### REQUIREMENT
Every line below should be repeated exactly.
>> start SUPPLIED ENTRIES
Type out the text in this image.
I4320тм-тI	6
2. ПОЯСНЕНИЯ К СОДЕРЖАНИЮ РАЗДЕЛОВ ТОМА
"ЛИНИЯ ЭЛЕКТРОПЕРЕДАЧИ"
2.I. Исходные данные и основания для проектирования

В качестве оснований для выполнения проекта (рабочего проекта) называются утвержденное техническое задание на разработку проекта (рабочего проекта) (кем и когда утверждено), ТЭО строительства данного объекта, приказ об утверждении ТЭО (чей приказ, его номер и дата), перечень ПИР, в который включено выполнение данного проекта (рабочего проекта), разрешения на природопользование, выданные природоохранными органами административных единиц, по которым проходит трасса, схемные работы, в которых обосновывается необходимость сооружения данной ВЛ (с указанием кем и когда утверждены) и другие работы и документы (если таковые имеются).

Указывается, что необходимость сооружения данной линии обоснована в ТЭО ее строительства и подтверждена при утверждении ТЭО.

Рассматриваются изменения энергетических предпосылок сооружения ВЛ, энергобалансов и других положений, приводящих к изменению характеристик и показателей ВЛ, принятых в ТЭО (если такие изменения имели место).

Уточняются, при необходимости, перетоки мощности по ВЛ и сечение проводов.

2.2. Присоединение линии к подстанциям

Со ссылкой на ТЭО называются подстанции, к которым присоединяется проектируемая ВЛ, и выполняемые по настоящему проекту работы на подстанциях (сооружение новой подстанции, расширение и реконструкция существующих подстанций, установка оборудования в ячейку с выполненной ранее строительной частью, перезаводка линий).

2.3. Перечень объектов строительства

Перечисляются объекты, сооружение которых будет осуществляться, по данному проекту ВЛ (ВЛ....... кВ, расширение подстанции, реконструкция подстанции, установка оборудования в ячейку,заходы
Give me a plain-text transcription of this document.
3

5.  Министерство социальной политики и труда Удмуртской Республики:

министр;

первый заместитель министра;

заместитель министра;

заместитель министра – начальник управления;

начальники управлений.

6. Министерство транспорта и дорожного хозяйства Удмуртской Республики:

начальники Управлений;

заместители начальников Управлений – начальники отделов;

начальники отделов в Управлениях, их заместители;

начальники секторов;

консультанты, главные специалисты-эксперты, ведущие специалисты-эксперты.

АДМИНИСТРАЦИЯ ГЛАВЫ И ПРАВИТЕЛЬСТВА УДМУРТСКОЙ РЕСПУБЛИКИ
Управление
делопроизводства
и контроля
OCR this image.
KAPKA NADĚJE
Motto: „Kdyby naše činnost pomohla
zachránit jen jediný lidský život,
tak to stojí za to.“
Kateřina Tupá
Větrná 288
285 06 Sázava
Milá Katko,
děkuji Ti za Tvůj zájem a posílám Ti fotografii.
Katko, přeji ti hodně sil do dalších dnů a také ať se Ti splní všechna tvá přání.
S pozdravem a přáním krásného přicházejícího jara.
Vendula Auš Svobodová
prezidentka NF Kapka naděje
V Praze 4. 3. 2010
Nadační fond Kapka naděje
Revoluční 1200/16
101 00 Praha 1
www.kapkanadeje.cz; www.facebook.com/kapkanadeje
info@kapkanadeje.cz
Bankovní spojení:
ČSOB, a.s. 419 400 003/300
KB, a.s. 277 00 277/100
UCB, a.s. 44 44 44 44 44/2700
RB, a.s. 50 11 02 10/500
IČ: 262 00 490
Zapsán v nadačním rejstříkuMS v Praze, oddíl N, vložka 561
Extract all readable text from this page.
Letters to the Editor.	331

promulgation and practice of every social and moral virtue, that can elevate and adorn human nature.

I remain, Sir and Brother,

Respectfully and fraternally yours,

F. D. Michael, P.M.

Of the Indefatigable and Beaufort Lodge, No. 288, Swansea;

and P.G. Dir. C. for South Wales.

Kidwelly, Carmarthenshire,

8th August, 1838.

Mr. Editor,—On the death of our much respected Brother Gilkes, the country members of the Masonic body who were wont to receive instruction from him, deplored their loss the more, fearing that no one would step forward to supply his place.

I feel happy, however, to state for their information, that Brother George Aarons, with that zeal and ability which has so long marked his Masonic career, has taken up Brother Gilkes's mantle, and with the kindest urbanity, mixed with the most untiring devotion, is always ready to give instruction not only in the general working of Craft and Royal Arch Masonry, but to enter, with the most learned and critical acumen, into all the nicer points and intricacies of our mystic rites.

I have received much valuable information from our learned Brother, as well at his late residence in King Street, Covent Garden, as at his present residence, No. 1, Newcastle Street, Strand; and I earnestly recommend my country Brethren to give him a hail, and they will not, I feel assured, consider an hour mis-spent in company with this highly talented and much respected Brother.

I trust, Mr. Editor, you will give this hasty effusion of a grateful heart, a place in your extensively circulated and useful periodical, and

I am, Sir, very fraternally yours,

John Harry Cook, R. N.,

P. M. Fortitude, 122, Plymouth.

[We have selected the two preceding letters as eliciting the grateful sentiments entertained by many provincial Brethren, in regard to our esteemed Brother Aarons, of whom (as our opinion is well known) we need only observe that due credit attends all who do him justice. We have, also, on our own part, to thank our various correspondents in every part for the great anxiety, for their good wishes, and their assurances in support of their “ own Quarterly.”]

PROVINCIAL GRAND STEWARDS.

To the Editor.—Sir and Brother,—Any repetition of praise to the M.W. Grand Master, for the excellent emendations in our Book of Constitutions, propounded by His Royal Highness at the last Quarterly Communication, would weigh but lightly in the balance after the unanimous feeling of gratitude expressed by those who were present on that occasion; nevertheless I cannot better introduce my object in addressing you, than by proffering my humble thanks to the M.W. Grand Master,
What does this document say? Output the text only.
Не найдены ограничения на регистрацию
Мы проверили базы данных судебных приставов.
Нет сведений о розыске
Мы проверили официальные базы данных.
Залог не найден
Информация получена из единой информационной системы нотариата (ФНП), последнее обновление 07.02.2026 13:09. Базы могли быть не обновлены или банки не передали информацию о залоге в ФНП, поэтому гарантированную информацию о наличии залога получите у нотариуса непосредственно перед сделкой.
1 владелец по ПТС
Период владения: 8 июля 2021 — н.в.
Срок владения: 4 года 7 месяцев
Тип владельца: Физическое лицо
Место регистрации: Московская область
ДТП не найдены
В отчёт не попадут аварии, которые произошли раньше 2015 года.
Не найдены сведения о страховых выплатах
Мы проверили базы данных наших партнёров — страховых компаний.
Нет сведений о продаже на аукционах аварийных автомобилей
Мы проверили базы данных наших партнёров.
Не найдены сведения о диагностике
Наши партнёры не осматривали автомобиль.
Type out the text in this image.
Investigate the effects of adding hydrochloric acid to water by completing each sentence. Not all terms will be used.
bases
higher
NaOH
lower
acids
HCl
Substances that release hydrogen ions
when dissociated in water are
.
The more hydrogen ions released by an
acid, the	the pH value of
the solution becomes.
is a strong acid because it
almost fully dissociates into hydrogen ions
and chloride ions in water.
>> end SUPPLIED ENTRIES
### CORRECT OUTPUT
Type out the text in this image.
I4320тм-тI	6
2. ПОЯСНЕНИЯ К СОДЕРЖАНИЮ РАЗДЕЛОВ ТОМА
"ЛИНИЯ ЭЛЕКТРОПЕРЕДАЧИ"
2.I. Исходные данные и основания для проектирования

В качестве оснований для выполнения проекта (рабочего проекта) называются утвержденное техническое задание на разработку проекта (рабочего проекта) (кем и когда утверждено), ТЭО строительства данного объекта, приказ об утверждении ТЭО (чей приказ, его номер и дата), перечень ПИР, в который включено выполнение данного проекта (рабочего проекта), разрешения на природопользование, выданные природоохранными органами административных единиц, по которым проходит трасса, схемные работы, в которых обосновывается необходимость сооружения данной ВЛ (с указанием кем и когда утверждены) и другие работы и документы (если таковые имеются).

Указывается, что необходимость сооружения данной линии обоснована в ТЭО ее строительства и подтверждена при утверждении ТЭО.

Рассматриваются изменения энергетических предпосылок сооружения ВЛ, энергобалансов и других положений, приводящих к изменению характеристик и показателей ВЛ, принятых в ТЭО (если такие изменения имели место).

Уточняются, при необходимости, перетоки мощности по ВЛ и сечение проводов.

2.2. Присоединение линии к подстанциям

Со ссылкой на ТЭО называются подстанции, к которым присоединяется проектируемая ВЛ, и выполняемые по настоящему проекту работы на подстанциях (сооружение новой подстанции, расширение и реконструкция существующих подстанций, установка оборудования в ячейку с выполненной ранее строительной частью, перезаводка линий).

2.3. Перечень объектов строительства

Перечисляются объекты, сооружение которых будет осуществляться, по данному проекту ВЛ (ВЛ....... кВ, расширение подстанции, реконструкция подстанции, установка оборудования в ячейку,заходы
Give me a plain-text transcription of this document.
3

5.  Министерство социальной политики и труда Удмуртской Республики:

министр;

первый заместитель министра;

заместитель министра;

заместитель министра – начальник управления;

начальники управлений.

6. Министерство транспорта и дорожного хозяйства Удмуртской Республики:

начальники Управлений;

заместители начальников Управлений – начальники отделов;

начальники отделов в Управлениях, их заместители;

начальники секторов;

консультанты, главные специалисты-эксперты, ведущие специалисты-эксперты.

АДМИНИСТРАЦИЯ ГЛАВЫ И ПРАВИТЕЛЬСТВА УДМУРТСКОЙ РЕСПУБЛИКИ
Управление
делопроизводства
и контроля
OCR this image.
KAPKA NADĚJE
Motto: „Kdyby naše činnost pomohla
zachránit jen jediný lidský život,
tak to stojí za to.“
Kateřina Tupá
Větrná 288
285 06 Sázava
Milá Katko,
děkuji Ti za Tvůj zájem a posílám Ti fotografii.
Katko, přeji ti hodně sil do dalších dnů a také ať se Ti splní všechna tvá přání.
S pozdravem a přáním krásného přicházejícího jara.
Vendula Auš Svobodová
prezidentka NF Kapka naděje
V Praze 4. 3. 2010
Nadační fond Kapka naděje
Revoluční 1200/16
101 00 Praha 1
www.kapkanadeje.cz; www.facebook.com/kapkanadeje
info@kapkanadeje.cz
Bankovní spojení:
ČSOB, a.s. 419 400 003/300
KB, a.s. 277 00 277/100
UCB, a.s. 44 44 44 44 44/2700
RB, a.s. 50 11 02 10/500
IČ: 262 00 490
Zapsán v nadačním rejstříkuMS v Praze, oddíl N, vložka 561
Extract all readable text from this page.
Letters to the Editor.	331

promulgation and practice of every social and moral virtue, that can elevate and adorn human nature.

I remain, Sir and Brother,

Respectfully and fraternally yours,

F. D. Michael, P.M.

Of the Indefatigable and Beaufort Lodge, No. 288, Swansea;

and P.G. Dir. C. for South Wales.

Kidwelly, Carmarthenshire,

8th August, 1838.

Mr. Editor,—On the death of our much respected Brother Gilkes, the country members of the Masonic body who were wont to receive instruction from him, deplored their loss the more, fearing that no one would step forward to supply his place.

I feel happy, however, to state for their information, that Brother George Aarons, with that zeal and ability which has so long marked his Masonic career, has taken up Brother Gilkes's mantle, and with the kindest urbanity, mixed with the most untiring devotion, is always ready to give instruction not only in the general working of Craft and Royal Arch Masonry, but to enter, with the most learned and critical acumen, into all the nicer points and intricacies of our mystic rites.

I have received much valuable information from our learned Brother, as well at his late residence in King Street, Covent Garden, as at his present residence, No. 1, Newcastle Street, Strand; and I earnestly recommend my country Brethren to give him a hail, and they will not, I feel assured, consider an hour mis-spent in company with this highly talented and much respected Brother.

I trust, Mr. Editor, you will give this hasty effusion of a grateful heart, a place in your extensively circulated and useful periodical, and

I am, Sir, very fraternally yours,

John Harry Cook, R. N.,

P. M. Fortitude, 122, Plymouth.

[We have selected the two preceding letters as eliciting the grateful sentiments entertained by many provincial Brethren, in regard to our esteemed Brother Aarons, of whom (as our opinion is well known) we need only observe that due credit attends all who do him justice. We have, also, on our own part, to thank our various correspondents in every part for the great anxiety, for their good wishes, and their assurances in support of their “ own Quarterly.”]

PROVINCIAL GRAND STEWARDS.

To the Editor.—Sir and Brother,—Any repetition of praise to the M.W. Grand Master, for the excellent emendations in our Book of Constitutions, propounded by His Royal Highness at the last Quarterly Communication, would weigh but lightly in the balance after the unanimous feeling of gratitude expressed by those who were present on that occasion; nevertheless I cannot better introduce my object in addressing you, than by proffering my humble thanks to the M.W. Grand Master,
What does this document say? Output the text only.
Не найдены ограничения на регистрацию
Мы проверили базы данных судебных приставов.
Нет сведений о розыске
Мы проверили официальные базы данных.
Залог не найден
Информация получена из единой информационной системы нотариата (ФНП), последнее обновление 07.02.2026 13:09. Базы могли быть не обновлены или банки не передали информацию о залоге в ФНП, поэтому гарантированную информацию о наличии залога получите у нотариуса непосредственно перед сделкой.
1 владелец по ПТС
Период владения: 8 июля 2021 — н.в.
Срок владения: 4 года 7 месяцев
Тип владельца: Физическое лицо
Место регистрации: Московская область
ДТП не найдены
В отчёт не попадут аварии, которые произошли раньше 2015 года.
Не найдены сведения о страховых выплатах
Мы проверили базы данных наших партнёров — страховых компаний.
Нет сведений о продаже на аукционах аварийных автомобилей
Мы проверили базы данных наших партнёров.
Не найдены сведения о диагностике
Наши партнёры не осматривали автомобиль.
Type out the text in this image.
Investigate the effects of adding hydrochloric acid to water by completing each sentence. Not all terms will be used.
bases
higher
NaOH
lower
acids
HCl
Substances that release hydrogen ions
when dissociated in water are
.
The more hydrogen ions released by an
acid, the	the pH value of
the solution becomes.
is a strong acid because it
almost fully dissociates into hydrogen ions
and chloride ions in water.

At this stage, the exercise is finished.